> **What needs to be done**: Please give the listing again, word for word, with nothing left out.

# START OF Data

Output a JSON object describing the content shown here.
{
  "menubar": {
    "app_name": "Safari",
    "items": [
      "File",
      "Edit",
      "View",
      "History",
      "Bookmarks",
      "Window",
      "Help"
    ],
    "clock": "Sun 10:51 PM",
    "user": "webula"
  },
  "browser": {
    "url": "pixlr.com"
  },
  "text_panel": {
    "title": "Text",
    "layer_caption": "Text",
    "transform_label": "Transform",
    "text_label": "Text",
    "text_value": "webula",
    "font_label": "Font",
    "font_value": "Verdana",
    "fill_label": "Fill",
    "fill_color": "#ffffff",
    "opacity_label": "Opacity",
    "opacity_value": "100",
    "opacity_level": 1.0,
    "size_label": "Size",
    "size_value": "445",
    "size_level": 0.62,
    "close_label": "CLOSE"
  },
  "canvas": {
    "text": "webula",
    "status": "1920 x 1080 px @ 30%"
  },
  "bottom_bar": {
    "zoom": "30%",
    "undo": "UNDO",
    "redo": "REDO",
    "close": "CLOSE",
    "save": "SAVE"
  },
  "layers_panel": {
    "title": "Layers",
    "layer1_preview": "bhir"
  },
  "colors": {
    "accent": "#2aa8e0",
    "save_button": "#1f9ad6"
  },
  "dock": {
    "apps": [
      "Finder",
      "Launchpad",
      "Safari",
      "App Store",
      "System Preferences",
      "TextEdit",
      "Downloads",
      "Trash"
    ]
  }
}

# END OF Data

> **Exercise result**:
Output a JSON object describing the content shown here.
{
  "menubar": {
    "app_name": "Safari",
    "items": [
      "File",
      "Edit",
      "View",
      "History",
      "Bookmarks",
      "Window",
      "Help"
    ],
    "clock": "Sun 10:51 PM",
    "user": "webula"
  },
  "browser": {
    "url": "pixlr.com"
  },
  "text_panel": {
    "title": "Text",
    "layer_caption": "Text",
    "transform_label": "Transform",
    "text_label": "Text",
    "text_value": "webula",
    "font_label": "Font",
    "font_value": "Verdana",
    "fill_label": "Fill",
    "fill_color": "#ffffff",
    "opacity_label": "Opacity",
    "opacity_value": "100",
    "opacity_level": 1.0,
    "size_label": "Size",
    "size_value": "445",
    "size_level": 0.62,
    "close_label": "CLOSE"
  },
  "canvas": {
    "text": "webula",
    "status": "1920 x 1080 px @ 30%"
  },
  "bottom_bar": {
    "zoom": "30%",
    "undo": "UNDO",
    "redo": "REDO",
    "close": "CLOSE",
    "save": "SAVE"
  },
  "layers_panel": {
    "title": "Layers",
    "layer1_preview": "bhir"
  },
  "colors": {
    "accent": "#2aa8e0",
    "save_button": "#1f9ad6"
  },
  "dock": {
    "apps": [
      "Finder",
      "Launchpad",
      "Safari",
      "App Store",
      "System Preferences",
      "TextEdit",
      "Downloads",
      "Trash"
    ]
  }
}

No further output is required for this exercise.